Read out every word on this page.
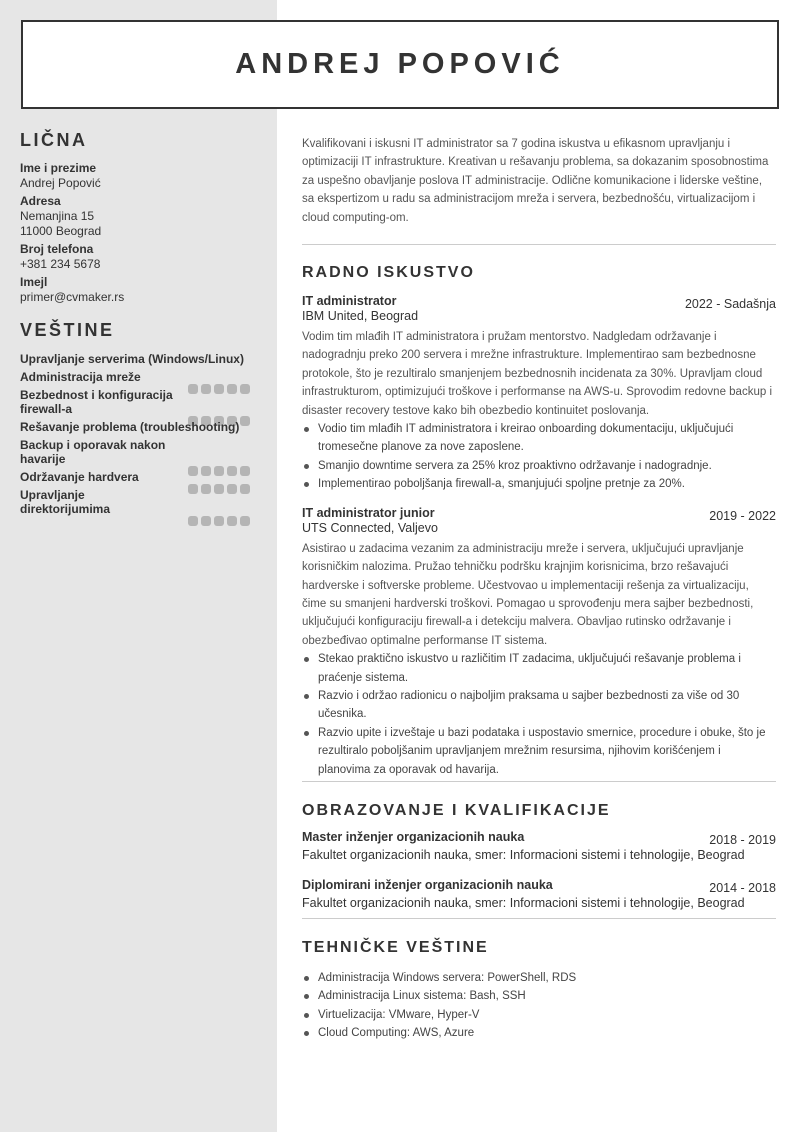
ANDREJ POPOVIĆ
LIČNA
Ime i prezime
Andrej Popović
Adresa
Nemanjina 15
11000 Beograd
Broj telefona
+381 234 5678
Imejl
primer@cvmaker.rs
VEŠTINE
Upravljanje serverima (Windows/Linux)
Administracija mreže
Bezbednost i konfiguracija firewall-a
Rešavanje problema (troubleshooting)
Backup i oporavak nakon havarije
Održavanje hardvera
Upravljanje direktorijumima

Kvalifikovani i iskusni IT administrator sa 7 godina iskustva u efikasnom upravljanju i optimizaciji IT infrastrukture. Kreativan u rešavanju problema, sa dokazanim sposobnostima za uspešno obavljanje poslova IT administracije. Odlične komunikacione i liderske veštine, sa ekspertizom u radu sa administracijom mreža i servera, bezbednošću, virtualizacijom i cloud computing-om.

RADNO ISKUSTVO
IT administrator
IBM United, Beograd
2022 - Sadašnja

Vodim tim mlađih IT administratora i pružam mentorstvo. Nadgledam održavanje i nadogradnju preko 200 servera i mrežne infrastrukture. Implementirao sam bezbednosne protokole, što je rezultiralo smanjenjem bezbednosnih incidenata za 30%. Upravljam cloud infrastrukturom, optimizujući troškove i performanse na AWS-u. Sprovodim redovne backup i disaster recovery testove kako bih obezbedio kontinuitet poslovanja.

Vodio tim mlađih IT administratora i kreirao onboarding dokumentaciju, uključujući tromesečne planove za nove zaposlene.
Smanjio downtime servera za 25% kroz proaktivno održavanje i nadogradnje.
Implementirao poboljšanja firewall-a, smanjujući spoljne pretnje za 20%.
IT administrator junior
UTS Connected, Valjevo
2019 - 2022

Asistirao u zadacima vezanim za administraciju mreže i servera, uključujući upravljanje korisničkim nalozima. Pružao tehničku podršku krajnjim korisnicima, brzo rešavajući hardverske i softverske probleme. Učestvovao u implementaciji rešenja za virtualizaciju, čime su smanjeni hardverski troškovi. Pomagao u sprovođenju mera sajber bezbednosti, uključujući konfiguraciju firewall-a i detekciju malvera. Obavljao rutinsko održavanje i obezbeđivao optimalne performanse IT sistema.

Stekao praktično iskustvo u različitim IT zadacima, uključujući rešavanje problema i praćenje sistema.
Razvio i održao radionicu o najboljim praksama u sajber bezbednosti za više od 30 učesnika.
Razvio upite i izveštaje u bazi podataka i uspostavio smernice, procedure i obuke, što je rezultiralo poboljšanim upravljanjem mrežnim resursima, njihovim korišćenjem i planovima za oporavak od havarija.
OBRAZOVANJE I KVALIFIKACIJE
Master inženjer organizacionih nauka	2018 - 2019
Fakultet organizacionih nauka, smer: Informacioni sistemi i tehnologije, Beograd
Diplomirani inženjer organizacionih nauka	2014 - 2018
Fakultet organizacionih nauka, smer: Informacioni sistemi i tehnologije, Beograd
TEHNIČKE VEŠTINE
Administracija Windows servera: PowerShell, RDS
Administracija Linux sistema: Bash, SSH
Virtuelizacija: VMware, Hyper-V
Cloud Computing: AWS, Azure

══════════════════════════════

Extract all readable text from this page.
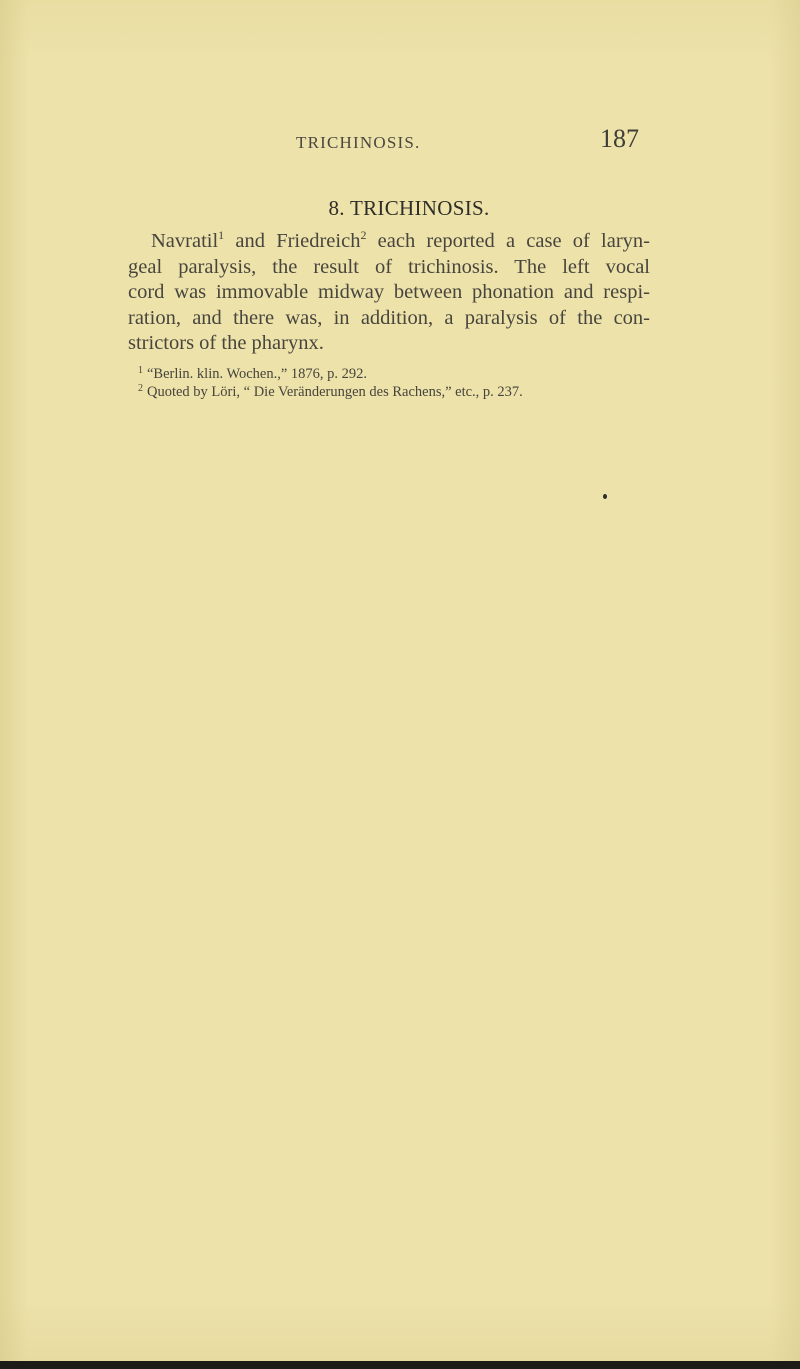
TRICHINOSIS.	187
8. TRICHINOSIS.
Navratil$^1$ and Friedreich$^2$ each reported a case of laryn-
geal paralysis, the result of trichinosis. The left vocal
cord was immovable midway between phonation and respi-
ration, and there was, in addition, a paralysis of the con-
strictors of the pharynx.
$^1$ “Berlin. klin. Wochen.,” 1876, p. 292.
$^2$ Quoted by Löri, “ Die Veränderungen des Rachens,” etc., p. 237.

══════════════════════════════

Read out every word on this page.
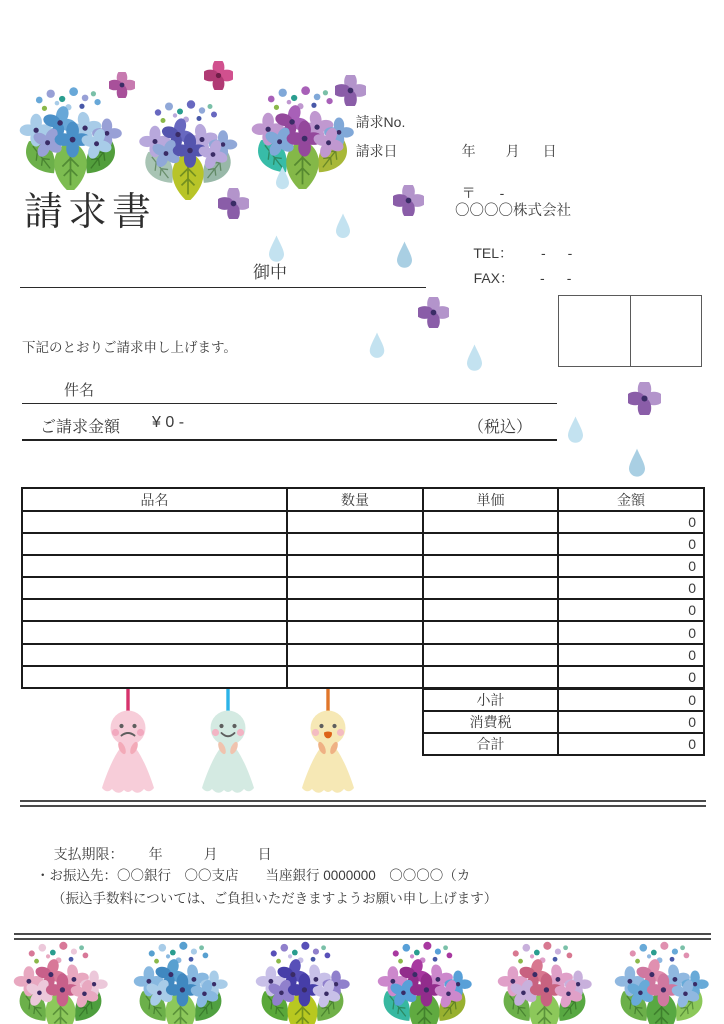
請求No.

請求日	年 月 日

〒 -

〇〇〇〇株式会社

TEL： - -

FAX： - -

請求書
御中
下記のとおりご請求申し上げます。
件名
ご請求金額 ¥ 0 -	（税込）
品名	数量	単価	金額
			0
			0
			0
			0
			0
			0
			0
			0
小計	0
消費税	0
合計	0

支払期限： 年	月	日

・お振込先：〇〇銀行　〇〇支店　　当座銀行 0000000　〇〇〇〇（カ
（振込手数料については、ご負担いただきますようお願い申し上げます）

══════════════════════════════

● **Requirements**: Go through the records above, find every line with the word "Razvio", and list those lines.

● **Exercise response**:
Razvio i održao radionicu o najboljim praksama u sajber bezbednosti za više od 30 učesnika.
Razvio upite i izveštaje u bazi podataka i uspostavio smernice, procedure i obuke, što je rezultiralo poboljšanim upravljanjem mrežnim resursima, njihovim korišćenjem i planovima za oporavak od havarija.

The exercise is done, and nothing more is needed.